CHALLENGE: In the listing below, locate the lines bearing the word "Action". Copy every one of them.
>> Start INFORMATION SUPPLIED
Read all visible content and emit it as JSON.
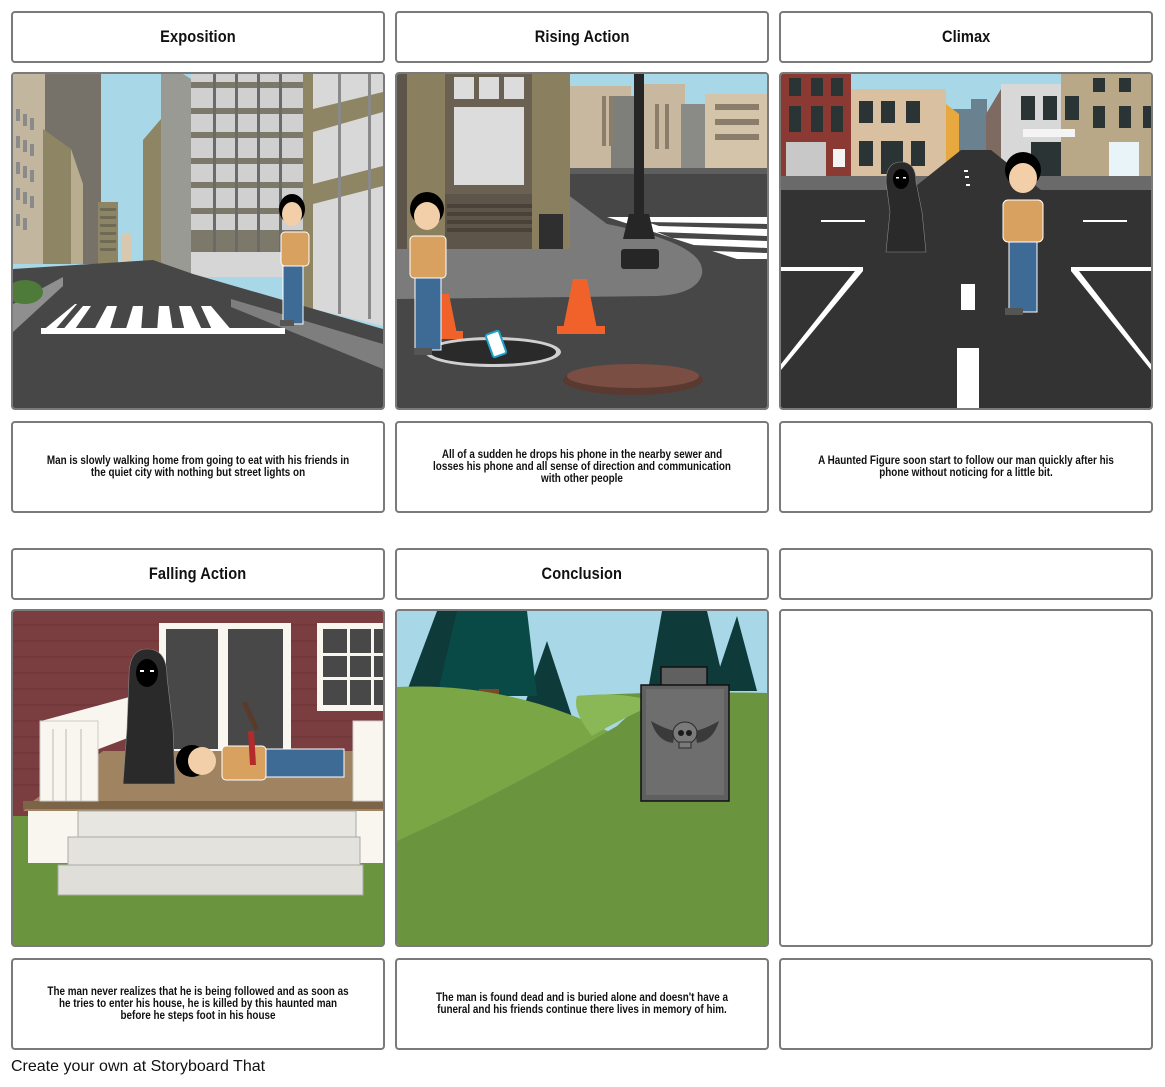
{
  "storyboard": {
    "cells": [
      {
        "title": "Exposition",
        "scene": "city-street-crosswalk",
        "description": "Man is slowly walking home from going to eat with his friends in the quiet city with nothing but street lights on"
      },
      {
        "title": "Rising Action",
        "scene": "street-corner-open-manhole",
        "description": "All of a sudden he drops his phone in the nearby sewer and losses his phone and all sense of direction and communication with other people"
      },
      {
        "title": "Climax",
        "scene": "intersection-hooded-figure",
        "description": "A Haunted Figure soon start to follow our man quickly after his phone without noticing for a little bit."
      },
      {
        "title": "Falling Action",
        "scene": "house-porch-hooded-figure",
        "description": "The man never realizes that he is being followed and as soon as he tries to enter his house, he is killed by this haunted man before he steps foot in his house"
      },
      {
        "title": "Conclusion",
        "scene": "hill-gravestone-skull",
        "description": "The man is found dead and is buried alone and doesn't have a funeral and his friends continue there lives in memory of him."
      },
      {
        "title": "",
        "scene": "empty",
        "description": ""
      }
    ]
  },
  "footer": {
    "text": "Create your own at Storyboard That"
  },
  "colors": {
    "border": "#7a7a7a",
    "sky": "#a8d8e8",
    "asphalt": "#474747",
    "grass": "#6a943e",
    "brick_house": "#7a3e40",
    "shirt": "#d9a160",
    "jeans": "#3e6a96",
    "cone": "#f0622a"
  }
}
>> End INFORMATION SUPPLIED
THE OUTPUT:
        "title": "Rising Action",
        "title": "Falling Action",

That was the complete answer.